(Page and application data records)
+ + + +

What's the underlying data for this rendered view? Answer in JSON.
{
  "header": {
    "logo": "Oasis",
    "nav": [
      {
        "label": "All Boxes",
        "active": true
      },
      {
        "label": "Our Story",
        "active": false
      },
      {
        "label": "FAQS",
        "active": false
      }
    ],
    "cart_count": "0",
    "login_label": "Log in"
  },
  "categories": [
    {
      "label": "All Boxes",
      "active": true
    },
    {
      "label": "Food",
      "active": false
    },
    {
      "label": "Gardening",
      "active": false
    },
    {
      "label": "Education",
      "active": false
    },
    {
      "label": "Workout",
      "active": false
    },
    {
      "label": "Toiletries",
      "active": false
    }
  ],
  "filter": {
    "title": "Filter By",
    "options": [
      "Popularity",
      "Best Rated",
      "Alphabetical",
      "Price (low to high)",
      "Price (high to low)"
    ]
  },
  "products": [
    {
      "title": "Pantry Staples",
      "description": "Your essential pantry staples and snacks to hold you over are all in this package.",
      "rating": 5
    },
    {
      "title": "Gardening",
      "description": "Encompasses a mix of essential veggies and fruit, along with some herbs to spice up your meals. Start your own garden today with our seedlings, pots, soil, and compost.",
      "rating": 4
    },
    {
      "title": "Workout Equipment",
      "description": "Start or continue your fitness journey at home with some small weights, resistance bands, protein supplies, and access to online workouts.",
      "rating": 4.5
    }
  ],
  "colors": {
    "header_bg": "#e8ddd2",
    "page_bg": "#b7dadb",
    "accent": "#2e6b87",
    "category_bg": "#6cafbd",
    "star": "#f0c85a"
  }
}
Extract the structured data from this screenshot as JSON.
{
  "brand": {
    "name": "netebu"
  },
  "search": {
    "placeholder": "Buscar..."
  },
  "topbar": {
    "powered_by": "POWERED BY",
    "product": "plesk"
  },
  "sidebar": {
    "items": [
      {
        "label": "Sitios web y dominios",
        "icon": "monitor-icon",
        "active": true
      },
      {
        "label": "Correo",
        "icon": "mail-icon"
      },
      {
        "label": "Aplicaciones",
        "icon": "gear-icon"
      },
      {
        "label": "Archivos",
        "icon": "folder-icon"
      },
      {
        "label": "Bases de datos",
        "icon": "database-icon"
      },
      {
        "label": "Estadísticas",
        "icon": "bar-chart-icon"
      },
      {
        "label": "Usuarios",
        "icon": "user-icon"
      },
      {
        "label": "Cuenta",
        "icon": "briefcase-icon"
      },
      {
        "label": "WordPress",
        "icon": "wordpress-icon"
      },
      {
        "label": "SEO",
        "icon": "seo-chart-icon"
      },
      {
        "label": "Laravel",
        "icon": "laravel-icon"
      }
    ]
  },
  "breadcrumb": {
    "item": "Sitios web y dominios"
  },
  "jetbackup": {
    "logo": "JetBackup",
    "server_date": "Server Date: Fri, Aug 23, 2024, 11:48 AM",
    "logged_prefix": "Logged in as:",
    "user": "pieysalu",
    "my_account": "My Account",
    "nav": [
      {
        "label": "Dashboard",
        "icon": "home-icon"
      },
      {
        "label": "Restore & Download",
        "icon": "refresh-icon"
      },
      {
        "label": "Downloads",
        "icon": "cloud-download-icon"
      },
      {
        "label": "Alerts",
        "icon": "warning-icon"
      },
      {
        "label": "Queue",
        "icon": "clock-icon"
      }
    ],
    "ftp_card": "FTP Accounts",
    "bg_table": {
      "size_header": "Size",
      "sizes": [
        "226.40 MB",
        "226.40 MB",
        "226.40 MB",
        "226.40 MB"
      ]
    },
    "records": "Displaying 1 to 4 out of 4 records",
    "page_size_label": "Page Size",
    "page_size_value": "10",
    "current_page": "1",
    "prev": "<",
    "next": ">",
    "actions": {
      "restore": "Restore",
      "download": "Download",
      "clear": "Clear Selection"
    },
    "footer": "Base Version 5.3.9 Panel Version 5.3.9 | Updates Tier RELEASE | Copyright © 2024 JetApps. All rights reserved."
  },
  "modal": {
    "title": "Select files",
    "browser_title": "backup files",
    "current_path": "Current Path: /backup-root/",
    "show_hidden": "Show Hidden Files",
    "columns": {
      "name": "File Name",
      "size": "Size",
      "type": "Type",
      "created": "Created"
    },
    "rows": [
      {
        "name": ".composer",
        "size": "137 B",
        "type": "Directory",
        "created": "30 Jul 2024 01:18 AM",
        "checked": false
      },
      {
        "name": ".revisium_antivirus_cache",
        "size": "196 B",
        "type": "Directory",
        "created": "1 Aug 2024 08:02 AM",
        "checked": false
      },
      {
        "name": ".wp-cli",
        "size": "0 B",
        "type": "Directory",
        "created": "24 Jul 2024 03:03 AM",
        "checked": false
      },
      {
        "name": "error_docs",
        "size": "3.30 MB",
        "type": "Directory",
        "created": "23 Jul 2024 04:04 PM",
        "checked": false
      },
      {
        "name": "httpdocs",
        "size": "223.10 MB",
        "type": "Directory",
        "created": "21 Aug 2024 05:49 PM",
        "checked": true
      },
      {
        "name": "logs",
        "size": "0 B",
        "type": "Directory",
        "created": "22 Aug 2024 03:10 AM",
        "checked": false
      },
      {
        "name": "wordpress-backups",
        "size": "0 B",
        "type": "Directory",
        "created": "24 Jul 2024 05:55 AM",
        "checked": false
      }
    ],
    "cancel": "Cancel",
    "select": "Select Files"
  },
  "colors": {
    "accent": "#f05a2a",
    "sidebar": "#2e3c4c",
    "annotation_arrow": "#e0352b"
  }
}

+ + + +

Task statement:
Would you write the records out again, word for word?

Worked solution:
What's the underlying data for this rendered view? Answer in JSON.
{
  "header": {
    "logo": "Oasis",
    "nav": [
      {
        "label": "All Boxes",
        "active": true
      },
      {
        "label": "Our Story",
        "active": false
      },
      {
        "label": "FAQS",
        "active": false
      }
    ],
    "cart_count": "0",
    "login_label": "Log in"
  },
  "categories": [
    {
      "label": "All Boxes",
      "active": true
    },
    {
      "label": "Food",
      "active": false
    },
    {
      "label": "Gardening",
      "active": false
    },
    {
      "label": "Education",
      "active": false
    },
    {
      "label": "Workout",
      "active": false
    },
    {
      "label": "Toiletries",
      "active": false
    }
  ],
  "filter": {
    "title": "Filter By",
    "options": [
      "Popularity",
      "Best Rated",
      "Alphabetical",
      "Price (low to high)",
      "Price (high to low)"
    ]
  },
  "products": [
    {
      "title": "Pantry Staples",
      "description": "Your essential pantry staples and snacks to hold you over are all in this package.",
      "rating": 5
    },
    {
      "title": "Gardening",
      "description": "Encompasses a mix of essential veggies and fruit, along with some herbs to spice up your meals. Start your own garden today with our seedlings, pots, soil, and compost.",
      "rating": 4
    },
    {
      "title": "Workout Equipment",
      "description": "Start or continue your fitness journey at home with some small weights, resistance bands, protein supplies, and access to online workouts.",
      "rating": 4.5
    }
  ],
  "colors": {
    "header_bg": "#e8ddd2",
    "page_bg": "#b7dadb",
    "accent": "#2e6b87",
    "category_bg": "#6cafbd",
    "star": "#f0c85a"
  }
}
Extract the structured data from this screenshot as JSON.
{
  "brand": {
    "name": "netebu"
  },
  "search": {
    "placeholder": "Buscar..."
  },
  "topbar": {
    "powered_by": "POWERED BY",
    "product": "plesk"
  },
  "sidebar": {
    "items": [
      {
        "label": "Sitios web y dominios",
        "icon": "monitor-icon",
        "active": true
      },
      {
        "label": "Correo",
        "icon": "mail-icon"
      },
      {
        "label": "Aplicaciones",
        "icon": "gear-icon"
      },
      {
        "label": "Archivos",
        "icon": "folder-icon"
      },
      {
        "label": "Bases de datos",
        "icon": "database-icon"
      },
      {
        "label": "Estadísticas",
        "icon": "bar-chart-icon"
      },
      {
        "label": "Usuarios",
        "icon": "user-icon"
      },
      {
        "label": "Cuenta",
        "icon": "briefcase-icon"
      },
      {
        "label": "WordPress",
        "icon": "wordpress-icon"
      },
      {
        "label": "SEO",
        "icon": "seo-chart-icon"
      },
      {
        "label": "Laravel",
        "icon": "laravel-icon"
      }
    ]
  },
  "breadcrumb": {
    "item": "Sitios web y dominios"
  },
  "jetbackup": {
    "logo": "JetBackup",
    "server_date": "Server Date: Fri, Aug 23, 2024, 11:48 AM",
    "logged_prefix": "Logged in as:",
    "user": "pieysalu",
    "my_account": "My Account",
    "nav": [
      {
        "label": "Dashboard",
        "icon": "home-icon"
      },
      {
        "label": "Restore & Download",
        "icon": "refresh-icon"
      },
      {
        "label": "Downloads",
        "icon": "cloud-download-icon"
      },
      {
        "label": "Alerts",
        "icon": "warning-icon"
      },
      {
        "label": "Queue",
        "icon": "clock-icon"
      }
    ],
    "ftp_card": "FTP Accounts",
    "bg_table": {
      "size_header": "Size",
      "sizes": [
        "226.40 MB",
        "226.40 MB",
        "226.40 MB",
        "226.40 MB"
      ]
    },
    "records": "Displaying 1 to 4 out of 4 records",
    "page_size_label": "Page Size",
    "page_size_value": "10",
    "current_page": "1",
    "prev": "<",
    "next": ">",
    "actions": {
      "restore": "Restore",
      "download": "Download",
      "clear": "Clear Selection"
    },
    "footer": "Base Version 5.3.9 Panel Version 5.3.9 | Updates Tier RELEASE | Copyright © 2024 JetApps. All rights reserved."
  },
  "modal": {
    "title": "Select files",
    "browser_title": "backup files",
    "current_path": "Current Path: /backup-root/",
    "show_hidden": "Show Hidden Files",
    "columns": {
      "name": "File Name",
      "size": "Size",
      "type": "Type",
      "created": "Created"
    },
    "rows": [
      {
        "name": ".composer",
        "size": "137 B",
        "type": "Directory",
        "created": "30 Jul 2024 01:18 AM",
        "checked": false
      },
      {
        "name": ".revisium_antivirus_cache",
        "size": "196 B",
        "type": "Directory",
        "created": "1 Aug 2024 08:02 AM",
        "checked": false
      },
      {
        "name": ".wp-cli",
        "size": "0 B",
        "type": "Directory",
        "created": "24 Jul 2024 03:03 AM",
        "checked": false
      },
      {
        "name": "error_docs",
        "size": "3.30 MB",
        "type": "Directory",
        "created": "23 Jul 2024 04:04 PM",
        "checked": false
      },
      {
        "name": "httpdocs",
        "size": "223.10 MB",
        "type": "Directory",
        "created": "21 Aug 2024 05:49 PM",
        "checked": true
      },
      {
        "name": "logs",
        "size": "0 B",
        "type": "Directory",
        "created": "22 Aug 2024 03:10 AM",
        "checked": false
      },
      {
        "name": "wordpress-backups",
        "size": "0 B",
        "type": "Directory",
        "created": "24 Jul 2024 05:55 AM",
        "checked": false
      }
    ],
    "cancel": "Cancel",
    "select": "Select Files"
  },
  "colors": {
    "accent": "#f05a2a",
    "sidebar": "#2e3c4c",
    "annotation_arrow": "#e0352b"
  }
}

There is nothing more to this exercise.